**** 対象テキスト
今回ご紹介するのは、雪富千晶紀さんのサメ小説第一弾『ブルシャーク』です。
ブルシャークとはオオメジロザメの英語名。オオメジロザメは、あの映画『ジョーズ』の本当のモデルといわれている凶暴なサメです。どういうわけか映画の中ではホホジロザメが主役にされ、人食いザメ扱いされていますが、真の世界一危険なサメはこのオオメジロザメだといわれています。
そんな攻撃的なサメが富士山の麓、駿河湾から30キロも離れた山中の湖に現れる!というのが、本書のあらすじになるのですが、おそらく「え?湖にサメなんて出るの?」という方もいらっしゃると思うので少し補足いたしますと・・・
YES。オオメジロザメは「世界中の汽水域、大河やその上流にある湖などの淡水域にも出現した記録がある」といわれています。
しかしこれは一般的に知られていることとは言えず、物語の中でも湖にサメがいるという一部の学者たちの意見を他の人たちは信じず、大変な事態に発展します。
学者VS市職員
九州大学で海洋生物学の准教授をしている渋川まりは、友人のウィルから来常湖にオオメジロザメが迷い込んでいるので調査してほしいという連絡をもらいます。さっそく現場まで行くと、その湖では6日後にトライアスロン大会が行われることがわかり、早急にサメがいる証拠をとらえなければならなくなります。
一方、大会の責任者を任せられている不二宮市職員の矢代は、同僚の関が水質調査に行ったきり行方不明になってしまい、得体の知れない不安に駆られています。その嫌な予感は的中し、関に続いてキャンプに来ていたカップルや雑誌のライターまでもが姿を消してしまいます。
********
**** データ一覧
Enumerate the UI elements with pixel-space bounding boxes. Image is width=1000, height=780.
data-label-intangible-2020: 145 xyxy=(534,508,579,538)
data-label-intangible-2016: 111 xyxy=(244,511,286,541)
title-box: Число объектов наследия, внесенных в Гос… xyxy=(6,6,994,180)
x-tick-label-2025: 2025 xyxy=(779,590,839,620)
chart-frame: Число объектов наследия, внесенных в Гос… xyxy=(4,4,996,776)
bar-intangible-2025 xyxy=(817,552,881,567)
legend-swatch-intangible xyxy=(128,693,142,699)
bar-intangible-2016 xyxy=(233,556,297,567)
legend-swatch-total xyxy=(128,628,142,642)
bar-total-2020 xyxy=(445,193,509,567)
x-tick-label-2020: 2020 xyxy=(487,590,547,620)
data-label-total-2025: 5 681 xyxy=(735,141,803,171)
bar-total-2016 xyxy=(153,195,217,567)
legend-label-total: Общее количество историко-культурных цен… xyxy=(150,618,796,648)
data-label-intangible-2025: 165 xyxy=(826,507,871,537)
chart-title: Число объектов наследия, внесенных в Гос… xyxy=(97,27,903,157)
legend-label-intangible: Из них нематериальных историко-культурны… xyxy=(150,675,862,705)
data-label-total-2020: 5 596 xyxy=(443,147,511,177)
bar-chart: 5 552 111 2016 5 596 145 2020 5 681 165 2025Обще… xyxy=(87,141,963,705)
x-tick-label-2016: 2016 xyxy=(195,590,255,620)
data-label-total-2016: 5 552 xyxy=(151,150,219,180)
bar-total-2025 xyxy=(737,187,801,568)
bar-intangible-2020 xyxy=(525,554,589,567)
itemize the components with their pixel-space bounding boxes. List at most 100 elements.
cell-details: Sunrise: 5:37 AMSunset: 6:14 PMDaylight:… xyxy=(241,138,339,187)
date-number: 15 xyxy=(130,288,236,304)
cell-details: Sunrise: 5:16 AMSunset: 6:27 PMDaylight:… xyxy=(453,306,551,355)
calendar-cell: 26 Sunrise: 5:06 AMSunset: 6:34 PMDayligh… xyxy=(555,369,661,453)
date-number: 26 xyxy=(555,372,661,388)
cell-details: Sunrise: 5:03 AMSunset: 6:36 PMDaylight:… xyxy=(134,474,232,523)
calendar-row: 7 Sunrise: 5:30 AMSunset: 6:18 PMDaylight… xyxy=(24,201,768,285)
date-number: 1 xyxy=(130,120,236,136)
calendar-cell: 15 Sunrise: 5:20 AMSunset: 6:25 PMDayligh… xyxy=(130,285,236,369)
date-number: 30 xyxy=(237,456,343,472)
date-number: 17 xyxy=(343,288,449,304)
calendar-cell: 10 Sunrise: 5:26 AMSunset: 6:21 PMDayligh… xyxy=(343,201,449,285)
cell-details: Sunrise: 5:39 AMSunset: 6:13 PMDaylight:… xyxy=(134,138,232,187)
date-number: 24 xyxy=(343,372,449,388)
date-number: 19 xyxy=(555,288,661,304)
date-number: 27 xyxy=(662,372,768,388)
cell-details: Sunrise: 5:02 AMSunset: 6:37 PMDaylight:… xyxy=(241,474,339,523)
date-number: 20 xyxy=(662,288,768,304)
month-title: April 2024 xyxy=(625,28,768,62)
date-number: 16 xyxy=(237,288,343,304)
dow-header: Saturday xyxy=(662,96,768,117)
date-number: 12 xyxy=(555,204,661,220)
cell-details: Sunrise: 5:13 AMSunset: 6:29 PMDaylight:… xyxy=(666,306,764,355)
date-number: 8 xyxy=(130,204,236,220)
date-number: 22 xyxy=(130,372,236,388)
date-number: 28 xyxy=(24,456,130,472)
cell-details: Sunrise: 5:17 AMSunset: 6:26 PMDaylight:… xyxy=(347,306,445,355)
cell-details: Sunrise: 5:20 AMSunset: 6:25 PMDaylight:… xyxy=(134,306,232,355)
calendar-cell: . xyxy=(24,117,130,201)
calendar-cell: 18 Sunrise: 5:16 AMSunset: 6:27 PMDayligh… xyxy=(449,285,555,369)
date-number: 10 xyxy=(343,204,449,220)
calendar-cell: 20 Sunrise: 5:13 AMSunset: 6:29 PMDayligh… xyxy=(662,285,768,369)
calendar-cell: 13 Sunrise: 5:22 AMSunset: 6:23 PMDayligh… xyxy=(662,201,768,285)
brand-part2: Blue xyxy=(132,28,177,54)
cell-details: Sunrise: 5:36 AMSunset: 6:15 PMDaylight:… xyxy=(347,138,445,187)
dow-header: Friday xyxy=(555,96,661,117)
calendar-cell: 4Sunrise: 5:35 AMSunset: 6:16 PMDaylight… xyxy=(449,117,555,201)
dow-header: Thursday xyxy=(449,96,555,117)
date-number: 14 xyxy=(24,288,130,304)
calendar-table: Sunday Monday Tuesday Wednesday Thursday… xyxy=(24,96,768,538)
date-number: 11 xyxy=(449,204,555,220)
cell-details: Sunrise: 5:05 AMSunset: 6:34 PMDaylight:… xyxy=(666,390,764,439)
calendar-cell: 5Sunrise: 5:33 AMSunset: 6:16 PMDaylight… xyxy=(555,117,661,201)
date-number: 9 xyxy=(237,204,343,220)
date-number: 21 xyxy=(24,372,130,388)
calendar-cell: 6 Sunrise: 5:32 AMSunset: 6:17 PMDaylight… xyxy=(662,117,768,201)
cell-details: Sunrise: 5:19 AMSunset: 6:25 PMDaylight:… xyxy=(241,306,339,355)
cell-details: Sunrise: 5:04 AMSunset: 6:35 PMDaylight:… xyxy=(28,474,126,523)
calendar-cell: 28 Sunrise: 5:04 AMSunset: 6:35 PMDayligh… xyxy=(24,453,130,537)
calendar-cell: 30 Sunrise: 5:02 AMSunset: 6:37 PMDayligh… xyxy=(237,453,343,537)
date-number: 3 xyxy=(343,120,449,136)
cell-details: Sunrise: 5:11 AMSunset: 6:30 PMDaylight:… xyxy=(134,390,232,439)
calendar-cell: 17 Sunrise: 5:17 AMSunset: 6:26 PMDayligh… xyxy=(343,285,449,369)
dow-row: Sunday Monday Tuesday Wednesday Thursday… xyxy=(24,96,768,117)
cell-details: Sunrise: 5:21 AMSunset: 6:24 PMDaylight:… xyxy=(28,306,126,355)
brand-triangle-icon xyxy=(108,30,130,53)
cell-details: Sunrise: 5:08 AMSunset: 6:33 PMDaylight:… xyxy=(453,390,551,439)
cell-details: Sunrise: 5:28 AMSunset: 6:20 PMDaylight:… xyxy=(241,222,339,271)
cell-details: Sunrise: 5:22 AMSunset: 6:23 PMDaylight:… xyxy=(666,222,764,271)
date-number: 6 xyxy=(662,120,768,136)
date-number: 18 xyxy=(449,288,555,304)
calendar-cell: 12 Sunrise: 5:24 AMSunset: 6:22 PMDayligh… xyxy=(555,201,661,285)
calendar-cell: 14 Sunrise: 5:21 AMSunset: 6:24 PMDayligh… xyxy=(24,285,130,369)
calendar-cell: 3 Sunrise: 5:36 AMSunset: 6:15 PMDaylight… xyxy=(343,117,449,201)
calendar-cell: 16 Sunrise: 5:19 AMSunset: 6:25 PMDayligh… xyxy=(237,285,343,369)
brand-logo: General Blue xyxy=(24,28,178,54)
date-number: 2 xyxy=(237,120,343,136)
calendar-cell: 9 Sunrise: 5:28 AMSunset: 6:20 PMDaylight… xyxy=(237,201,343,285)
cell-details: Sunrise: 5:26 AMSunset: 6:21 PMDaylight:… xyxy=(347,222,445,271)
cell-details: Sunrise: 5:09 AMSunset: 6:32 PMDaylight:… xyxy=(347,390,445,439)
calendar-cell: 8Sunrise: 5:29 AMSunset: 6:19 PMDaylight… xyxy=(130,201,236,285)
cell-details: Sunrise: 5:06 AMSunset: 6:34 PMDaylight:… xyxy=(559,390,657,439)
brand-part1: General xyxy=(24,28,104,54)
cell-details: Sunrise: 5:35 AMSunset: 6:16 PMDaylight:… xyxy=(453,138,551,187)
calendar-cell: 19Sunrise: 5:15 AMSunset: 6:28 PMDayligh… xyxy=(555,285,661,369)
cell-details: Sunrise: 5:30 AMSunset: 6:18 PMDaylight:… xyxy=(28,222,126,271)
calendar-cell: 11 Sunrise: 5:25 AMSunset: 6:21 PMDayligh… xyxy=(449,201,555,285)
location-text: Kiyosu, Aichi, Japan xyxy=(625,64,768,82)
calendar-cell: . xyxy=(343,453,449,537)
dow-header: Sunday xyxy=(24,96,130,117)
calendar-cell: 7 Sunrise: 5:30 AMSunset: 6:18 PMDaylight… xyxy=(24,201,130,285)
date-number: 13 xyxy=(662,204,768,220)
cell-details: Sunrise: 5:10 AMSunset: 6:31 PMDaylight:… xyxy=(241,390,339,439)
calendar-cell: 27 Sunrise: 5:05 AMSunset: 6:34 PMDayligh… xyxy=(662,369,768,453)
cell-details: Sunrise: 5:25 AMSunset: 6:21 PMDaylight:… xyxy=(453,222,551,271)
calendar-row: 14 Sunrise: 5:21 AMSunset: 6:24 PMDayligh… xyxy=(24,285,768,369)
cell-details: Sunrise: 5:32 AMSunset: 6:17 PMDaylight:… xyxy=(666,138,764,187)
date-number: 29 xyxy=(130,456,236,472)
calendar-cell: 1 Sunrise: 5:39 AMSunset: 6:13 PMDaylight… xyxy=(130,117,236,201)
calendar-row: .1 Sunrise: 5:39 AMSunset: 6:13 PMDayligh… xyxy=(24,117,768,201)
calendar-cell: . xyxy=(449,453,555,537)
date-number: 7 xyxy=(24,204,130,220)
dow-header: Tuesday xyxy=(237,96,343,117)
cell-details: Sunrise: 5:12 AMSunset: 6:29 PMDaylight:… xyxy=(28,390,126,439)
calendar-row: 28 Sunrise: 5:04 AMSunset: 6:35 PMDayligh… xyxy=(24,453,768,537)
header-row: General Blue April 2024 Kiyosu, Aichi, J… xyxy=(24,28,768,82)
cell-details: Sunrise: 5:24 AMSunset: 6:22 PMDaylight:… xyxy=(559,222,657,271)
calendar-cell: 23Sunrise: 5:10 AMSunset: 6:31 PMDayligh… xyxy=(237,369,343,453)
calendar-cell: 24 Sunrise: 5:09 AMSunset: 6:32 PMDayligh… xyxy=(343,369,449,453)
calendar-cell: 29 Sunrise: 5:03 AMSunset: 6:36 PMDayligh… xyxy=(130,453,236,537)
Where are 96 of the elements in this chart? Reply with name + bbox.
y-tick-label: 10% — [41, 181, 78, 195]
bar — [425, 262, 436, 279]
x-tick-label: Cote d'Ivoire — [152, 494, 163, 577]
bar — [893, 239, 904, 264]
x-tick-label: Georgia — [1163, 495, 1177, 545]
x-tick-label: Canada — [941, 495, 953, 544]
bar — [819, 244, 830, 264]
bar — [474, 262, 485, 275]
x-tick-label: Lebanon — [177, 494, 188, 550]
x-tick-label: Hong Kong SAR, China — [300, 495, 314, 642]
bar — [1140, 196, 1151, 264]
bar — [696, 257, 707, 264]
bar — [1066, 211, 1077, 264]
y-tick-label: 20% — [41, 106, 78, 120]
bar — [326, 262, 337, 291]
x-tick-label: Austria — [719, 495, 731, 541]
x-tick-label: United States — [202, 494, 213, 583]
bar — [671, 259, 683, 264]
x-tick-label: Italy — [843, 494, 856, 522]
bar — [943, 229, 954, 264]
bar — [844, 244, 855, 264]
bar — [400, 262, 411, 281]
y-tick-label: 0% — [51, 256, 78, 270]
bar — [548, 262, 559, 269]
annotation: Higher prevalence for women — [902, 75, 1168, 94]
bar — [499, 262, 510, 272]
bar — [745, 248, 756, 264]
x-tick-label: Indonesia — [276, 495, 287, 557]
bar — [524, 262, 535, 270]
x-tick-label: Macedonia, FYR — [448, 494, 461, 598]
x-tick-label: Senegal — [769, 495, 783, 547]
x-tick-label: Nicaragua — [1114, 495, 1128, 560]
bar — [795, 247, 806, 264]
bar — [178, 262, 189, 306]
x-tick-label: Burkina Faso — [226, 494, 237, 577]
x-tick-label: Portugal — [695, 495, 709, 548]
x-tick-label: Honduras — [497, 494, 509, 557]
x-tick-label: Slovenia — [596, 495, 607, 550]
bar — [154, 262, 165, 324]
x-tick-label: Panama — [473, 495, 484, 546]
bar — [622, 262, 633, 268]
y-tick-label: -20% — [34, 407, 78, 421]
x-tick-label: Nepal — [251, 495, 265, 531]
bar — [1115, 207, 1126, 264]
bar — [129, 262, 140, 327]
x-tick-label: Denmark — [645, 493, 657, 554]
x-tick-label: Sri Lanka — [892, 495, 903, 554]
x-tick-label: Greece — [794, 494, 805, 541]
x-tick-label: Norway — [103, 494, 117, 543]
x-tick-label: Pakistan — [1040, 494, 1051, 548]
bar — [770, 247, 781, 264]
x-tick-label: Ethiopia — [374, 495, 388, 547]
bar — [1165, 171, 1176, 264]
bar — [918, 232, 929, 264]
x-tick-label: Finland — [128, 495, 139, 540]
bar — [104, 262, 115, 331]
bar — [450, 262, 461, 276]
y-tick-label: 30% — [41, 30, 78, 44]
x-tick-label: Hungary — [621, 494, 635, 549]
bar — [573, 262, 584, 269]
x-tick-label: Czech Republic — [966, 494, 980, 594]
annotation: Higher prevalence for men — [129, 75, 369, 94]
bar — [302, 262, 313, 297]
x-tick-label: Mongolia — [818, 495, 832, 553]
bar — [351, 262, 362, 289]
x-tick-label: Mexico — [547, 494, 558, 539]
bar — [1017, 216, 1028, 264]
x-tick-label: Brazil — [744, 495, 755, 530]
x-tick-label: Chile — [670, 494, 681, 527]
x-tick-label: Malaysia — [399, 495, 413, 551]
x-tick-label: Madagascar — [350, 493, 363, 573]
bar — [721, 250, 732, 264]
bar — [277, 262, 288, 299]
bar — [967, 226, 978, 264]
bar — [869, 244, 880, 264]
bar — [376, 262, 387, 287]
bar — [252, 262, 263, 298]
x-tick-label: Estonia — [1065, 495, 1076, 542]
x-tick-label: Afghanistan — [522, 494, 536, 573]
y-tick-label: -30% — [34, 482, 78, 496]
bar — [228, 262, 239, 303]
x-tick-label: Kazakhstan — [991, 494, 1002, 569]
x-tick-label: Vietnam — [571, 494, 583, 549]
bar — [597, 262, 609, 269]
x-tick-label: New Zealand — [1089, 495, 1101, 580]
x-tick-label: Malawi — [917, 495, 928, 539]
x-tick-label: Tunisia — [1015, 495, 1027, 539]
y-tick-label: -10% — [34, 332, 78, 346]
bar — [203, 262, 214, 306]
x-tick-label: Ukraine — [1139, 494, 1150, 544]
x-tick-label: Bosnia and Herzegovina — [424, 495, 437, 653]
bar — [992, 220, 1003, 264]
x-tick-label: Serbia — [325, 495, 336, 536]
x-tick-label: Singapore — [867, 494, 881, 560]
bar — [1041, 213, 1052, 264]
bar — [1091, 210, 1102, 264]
********
-- 課題一覧 --
1: ブルシャークの紹介文をもとに、次の問いに答えてください。
(a) 「ブルシャーク」は何というサメの英語名か。
(b) 渋川まりはどの大学で何をしているか。
(c) 来常湖でトライアスロン大会が行われるのは何日後か。
2: ブルシャークの紹介文から、「ブルシャークとはオオメジロザ」で始まり「でもが姿を消してしまいます。」で終わる部分を、一字も変えずに抜き出して返してください。

-- 解答一覧 --
1:
(a) オオメジロザメ
(b) 九州大学で海洋生物学の准教授をしている。
(c) 6日後

2:
ブルシャークとはオオメジロザメの英語名。オオメジロザメは、あの映画『ジョーズ』の本当のモデルといわれている凶暴なサメです。どういうわけか映画の中ではホホジロザメが主役にされ、人食いザメ扱いされていますが、真の世界一危険なサメはこのオオメジロザメだといわれています。
そんな攻撃的なサメが富士山の麓、駿河湾から30キロも離れた山中の湖に現れる!というのが、本書のあらすじになるのですが、おそらく「え?湖にサメなんて出るの?」という方もいらっしゃると思うので少し補足いたしますと・・・
YES。オオメジロザメは「世界中の汽水域、大河やその上流にある湖などの淡水域にも出現した記録がある」といわれています。
しかしこれは一般的に知られていることとは言えず、物語の中でも湖にサメがいるという一部の学者たちの意見を他の人たちは信じず、大変な事態に発展します。
学者VS市職員
九州大学で海洋生物学の准教授をしている渋川まりは、友人のウィルから来常湖にオオメジロザメが迷い込んでいるので調査してほしいという連絡をもらいます。さっそく現場まで行くと、その湖では6日後にトライアスロン大会が行われることがわかり、早急にサメがいる証拠をとらえなければならなくなります。
一方、大会の責任者を任せられている不二宮市職員の矢代は、同僚の関が水質調査に行ったきり行方不明になってしまい、得体の知れない不安に駆られています。その嫌な予感は的中し、関に続いてキャンプに来ていたカップルや雑誌のライターまでもが姿を消してしまいます。